WHAT IS BEING ASKED
Pick out every line in the data below that holds "CitizensFINAL".

MATERIALS PROVIDED
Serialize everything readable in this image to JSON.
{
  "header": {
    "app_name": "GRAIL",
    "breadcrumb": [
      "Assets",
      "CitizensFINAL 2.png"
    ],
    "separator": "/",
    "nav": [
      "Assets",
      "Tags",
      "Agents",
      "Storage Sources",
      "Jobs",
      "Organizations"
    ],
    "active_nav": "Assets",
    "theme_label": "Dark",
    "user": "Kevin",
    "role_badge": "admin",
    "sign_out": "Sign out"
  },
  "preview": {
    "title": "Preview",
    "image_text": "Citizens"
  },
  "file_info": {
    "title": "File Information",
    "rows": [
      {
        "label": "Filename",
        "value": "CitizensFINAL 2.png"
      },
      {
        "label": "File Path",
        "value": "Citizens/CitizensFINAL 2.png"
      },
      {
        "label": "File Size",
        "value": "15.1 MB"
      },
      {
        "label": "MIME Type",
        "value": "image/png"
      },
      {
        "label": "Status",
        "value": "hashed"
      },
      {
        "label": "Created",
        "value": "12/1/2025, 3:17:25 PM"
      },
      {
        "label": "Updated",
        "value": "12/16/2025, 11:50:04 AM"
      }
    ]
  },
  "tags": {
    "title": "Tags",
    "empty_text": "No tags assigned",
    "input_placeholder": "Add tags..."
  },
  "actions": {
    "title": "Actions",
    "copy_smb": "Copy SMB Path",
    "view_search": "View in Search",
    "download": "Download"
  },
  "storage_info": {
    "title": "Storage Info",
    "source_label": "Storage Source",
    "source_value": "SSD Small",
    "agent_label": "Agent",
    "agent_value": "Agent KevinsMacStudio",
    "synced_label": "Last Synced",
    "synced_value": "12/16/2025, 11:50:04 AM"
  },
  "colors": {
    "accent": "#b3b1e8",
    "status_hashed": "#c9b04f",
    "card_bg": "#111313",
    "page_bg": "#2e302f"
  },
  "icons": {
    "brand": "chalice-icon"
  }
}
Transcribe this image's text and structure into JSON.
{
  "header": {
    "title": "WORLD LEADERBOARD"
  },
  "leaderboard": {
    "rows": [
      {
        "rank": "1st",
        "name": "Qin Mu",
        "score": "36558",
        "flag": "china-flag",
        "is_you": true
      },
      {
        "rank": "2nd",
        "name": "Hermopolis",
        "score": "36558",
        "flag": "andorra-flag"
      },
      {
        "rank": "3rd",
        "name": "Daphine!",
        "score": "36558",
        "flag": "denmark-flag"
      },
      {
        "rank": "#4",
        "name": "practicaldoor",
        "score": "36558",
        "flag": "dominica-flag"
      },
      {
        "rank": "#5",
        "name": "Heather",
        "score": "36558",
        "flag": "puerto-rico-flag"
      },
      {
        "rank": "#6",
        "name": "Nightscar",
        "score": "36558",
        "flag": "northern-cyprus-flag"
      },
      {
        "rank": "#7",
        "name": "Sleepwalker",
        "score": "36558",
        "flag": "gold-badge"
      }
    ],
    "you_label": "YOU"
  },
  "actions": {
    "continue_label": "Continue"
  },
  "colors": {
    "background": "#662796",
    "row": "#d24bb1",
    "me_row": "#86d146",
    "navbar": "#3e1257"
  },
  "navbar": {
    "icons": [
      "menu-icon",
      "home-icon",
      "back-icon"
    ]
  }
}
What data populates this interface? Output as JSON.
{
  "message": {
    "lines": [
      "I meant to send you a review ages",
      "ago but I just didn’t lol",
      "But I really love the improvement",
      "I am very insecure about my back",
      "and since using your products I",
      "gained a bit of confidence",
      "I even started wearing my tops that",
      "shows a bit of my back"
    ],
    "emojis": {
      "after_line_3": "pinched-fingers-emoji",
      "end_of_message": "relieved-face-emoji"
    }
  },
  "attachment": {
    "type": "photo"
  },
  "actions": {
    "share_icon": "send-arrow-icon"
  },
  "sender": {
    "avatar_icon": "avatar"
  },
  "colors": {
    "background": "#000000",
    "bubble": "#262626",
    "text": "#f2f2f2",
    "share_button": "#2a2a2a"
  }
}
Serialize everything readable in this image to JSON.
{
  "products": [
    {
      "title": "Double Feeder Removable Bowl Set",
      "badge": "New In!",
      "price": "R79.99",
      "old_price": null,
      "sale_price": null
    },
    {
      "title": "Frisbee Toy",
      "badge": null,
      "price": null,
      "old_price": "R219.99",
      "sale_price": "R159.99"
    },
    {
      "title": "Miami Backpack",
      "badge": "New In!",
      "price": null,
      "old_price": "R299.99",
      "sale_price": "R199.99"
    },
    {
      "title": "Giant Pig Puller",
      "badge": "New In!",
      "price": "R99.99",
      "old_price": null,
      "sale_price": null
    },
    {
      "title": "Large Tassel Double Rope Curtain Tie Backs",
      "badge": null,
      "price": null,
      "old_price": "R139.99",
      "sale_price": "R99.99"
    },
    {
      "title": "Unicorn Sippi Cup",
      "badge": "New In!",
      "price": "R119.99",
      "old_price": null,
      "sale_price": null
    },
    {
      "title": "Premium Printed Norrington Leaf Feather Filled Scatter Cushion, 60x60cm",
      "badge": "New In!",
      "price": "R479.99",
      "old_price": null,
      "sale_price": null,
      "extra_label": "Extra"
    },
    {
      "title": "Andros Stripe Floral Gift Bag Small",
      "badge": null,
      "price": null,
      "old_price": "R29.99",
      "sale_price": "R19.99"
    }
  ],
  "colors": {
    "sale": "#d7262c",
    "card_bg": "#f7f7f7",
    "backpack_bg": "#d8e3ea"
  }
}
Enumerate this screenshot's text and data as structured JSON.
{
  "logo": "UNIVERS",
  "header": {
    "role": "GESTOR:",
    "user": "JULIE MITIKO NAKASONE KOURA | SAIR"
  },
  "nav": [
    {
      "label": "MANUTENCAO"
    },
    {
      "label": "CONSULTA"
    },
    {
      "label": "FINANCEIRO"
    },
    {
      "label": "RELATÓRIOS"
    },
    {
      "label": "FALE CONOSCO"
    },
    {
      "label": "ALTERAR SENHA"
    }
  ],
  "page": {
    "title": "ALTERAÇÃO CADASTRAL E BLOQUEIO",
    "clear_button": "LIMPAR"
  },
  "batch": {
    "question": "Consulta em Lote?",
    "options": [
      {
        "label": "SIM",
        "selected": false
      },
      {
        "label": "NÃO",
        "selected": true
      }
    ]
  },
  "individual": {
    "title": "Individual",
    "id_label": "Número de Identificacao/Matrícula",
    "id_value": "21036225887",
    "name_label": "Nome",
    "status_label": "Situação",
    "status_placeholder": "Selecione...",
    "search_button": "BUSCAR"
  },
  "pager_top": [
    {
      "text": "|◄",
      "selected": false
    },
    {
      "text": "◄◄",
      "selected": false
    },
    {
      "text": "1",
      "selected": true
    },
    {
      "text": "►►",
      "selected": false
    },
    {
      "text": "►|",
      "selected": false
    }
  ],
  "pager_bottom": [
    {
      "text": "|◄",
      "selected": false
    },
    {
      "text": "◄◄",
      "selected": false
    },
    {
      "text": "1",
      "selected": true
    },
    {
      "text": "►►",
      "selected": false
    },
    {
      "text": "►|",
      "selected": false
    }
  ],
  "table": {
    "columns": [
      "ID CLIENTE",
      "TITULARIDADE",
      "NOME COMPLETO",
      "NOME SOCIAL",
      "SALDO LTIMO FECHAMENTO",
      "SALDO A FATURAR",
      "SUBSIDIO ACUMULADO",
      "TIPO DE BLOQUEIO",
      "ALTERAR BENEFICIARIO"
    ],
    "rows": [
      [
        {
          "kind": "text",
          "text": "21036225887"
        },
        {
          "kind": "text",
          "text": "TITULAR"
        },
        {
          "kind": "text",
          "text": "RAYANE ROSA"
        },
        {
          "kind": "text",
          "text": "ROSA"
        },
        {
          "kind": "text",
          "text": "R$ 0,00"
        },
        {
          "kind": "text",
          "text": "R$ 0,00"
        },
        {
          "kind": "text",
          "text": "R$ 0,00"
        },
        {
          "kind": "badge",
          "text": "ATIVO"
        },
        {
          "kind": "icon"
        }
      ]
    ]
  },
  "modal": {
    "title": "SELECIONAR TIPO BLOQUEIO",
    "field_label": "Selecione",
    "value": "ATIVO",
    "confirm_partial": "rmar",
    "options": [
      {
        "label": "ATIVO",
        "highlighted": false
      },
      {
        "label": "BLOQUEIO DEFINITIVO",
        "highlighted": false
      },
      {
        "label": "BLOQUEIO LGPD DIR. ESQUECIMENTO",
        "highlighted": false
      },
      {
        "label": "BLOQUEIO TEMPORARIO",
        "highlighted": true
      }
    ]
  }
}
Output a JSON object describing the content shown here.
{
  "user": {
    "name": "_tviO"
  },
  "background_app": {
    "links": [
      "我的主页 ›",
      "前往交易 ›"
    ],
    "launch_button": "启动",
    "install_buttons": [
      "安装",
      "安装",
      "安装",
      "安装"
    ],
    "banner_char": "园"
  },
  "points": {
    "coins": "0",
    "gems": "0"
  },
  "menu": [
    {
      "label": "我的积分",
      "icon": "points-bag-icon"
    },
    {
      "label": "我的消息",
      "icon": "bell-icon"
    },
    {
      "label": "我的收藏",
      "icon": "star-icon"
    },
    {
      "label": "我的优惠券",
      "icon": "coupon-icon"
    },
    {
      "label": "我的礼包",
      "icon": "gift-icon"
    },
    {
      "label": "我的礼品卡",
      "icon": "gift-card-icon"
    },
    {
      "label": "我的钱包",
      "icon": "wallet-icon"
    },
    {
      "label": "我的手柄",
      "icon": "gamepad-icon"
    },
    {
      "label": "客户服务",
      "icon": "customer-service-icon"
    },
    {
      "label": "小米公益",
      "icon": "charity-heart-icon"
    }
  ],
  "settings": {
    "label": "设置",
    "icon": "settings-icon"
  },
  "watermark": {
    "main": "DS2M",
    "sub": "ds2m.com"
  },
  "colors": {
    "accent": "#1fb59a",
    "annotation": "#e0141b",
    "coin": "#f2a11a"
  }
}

WRITTEN SOLUTION
      "CitizensFINAL 2.png"
        "value": "CitizensFINAL 2.png"
        "value": "Citizens/CitizensFINAL 2.png"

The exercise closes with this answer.